EXERCISE DIRECTIONS ▸
How many lines in this data contain the string "Helmont"? Reply with the number only.
====== LISTED ENTRIES
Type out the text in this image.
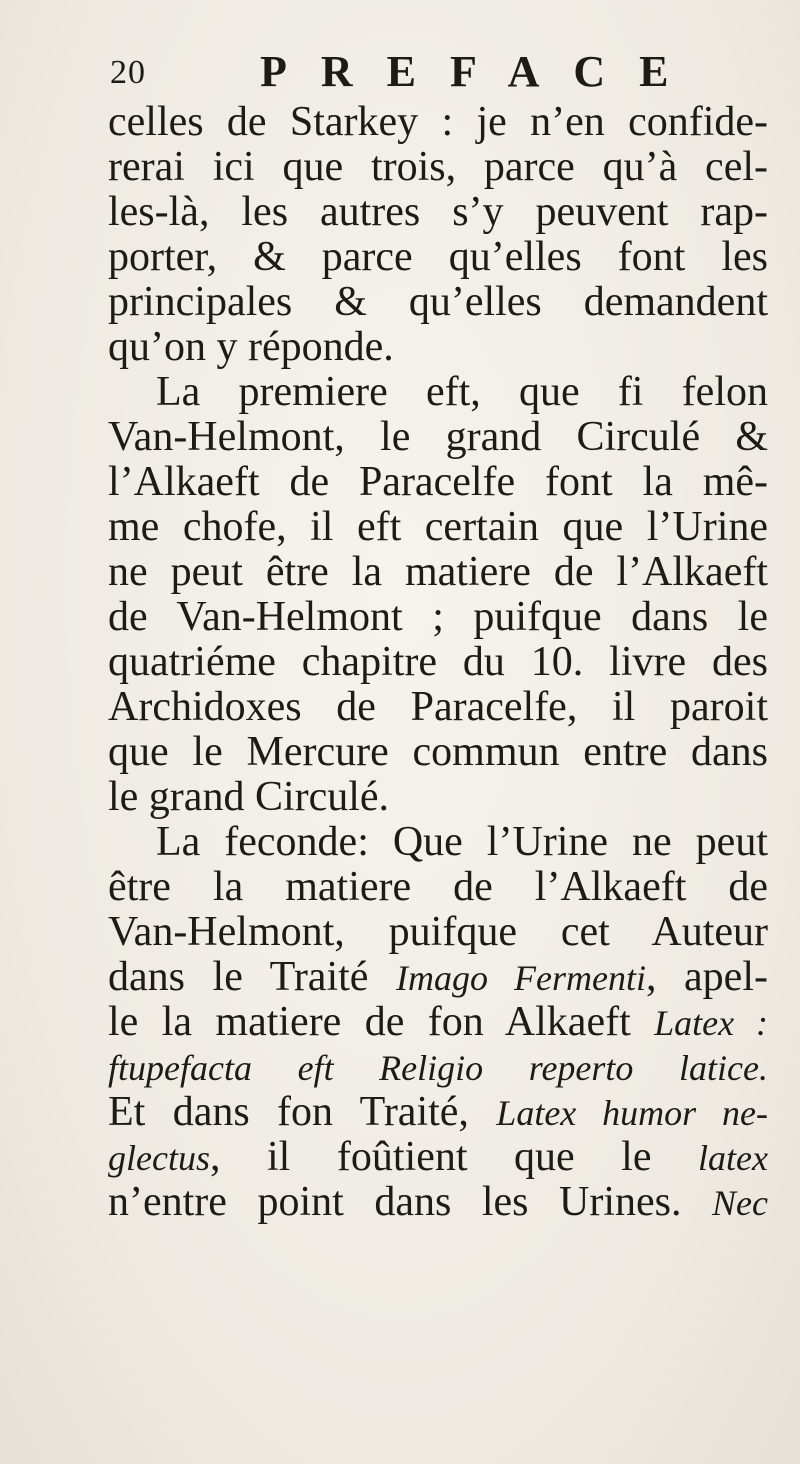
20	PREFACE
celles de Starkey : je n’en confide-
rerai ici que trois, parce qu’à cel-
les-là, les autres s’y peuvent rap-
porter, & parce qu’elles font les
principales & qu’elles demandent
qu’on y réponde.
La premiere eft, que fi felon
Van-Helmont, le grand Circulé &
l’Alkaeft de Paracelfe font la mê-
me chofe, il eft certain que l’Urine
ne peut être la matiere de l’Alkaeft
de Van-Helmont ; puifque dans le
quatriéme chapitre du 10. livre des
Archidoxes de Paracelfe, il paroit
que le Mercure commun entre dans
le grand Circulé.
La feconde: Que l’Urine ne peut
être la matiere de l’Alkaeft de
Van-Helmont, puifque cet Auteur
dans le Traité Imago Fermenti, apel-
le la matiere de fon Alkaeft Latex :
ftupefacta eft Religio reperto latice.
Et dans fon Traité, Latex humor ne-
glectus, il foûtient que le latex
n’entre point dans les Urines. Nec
============
====== LISTED ENTRIES
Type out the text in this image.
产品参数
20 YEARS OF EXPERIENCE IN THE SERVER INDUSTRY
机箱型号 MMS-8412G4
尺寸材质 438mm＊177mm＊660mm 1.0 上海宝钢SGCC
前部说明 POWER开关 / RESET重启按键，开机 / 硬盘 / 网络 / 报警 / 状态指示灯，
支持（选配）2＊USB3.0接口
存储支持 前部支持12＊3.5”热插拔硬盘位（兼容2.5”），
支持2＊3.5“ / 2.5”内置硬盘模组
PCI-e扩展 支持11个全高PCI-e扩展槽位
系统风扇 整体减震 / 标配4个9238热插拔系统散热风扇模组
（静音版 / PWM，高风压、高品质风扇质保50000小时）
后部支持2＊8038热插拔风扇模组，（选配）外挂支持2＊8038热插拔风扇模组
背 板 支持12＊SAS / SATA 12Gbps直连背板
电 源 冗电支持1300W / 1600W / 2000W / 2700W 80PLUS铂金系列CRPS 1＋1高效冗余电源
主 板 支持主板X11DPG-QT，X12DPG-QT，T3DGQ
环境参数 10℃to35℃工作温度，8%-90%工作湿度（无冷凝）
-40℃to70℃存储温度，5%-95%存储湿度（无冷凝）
============
COMPLETE RESPONSE ▸
3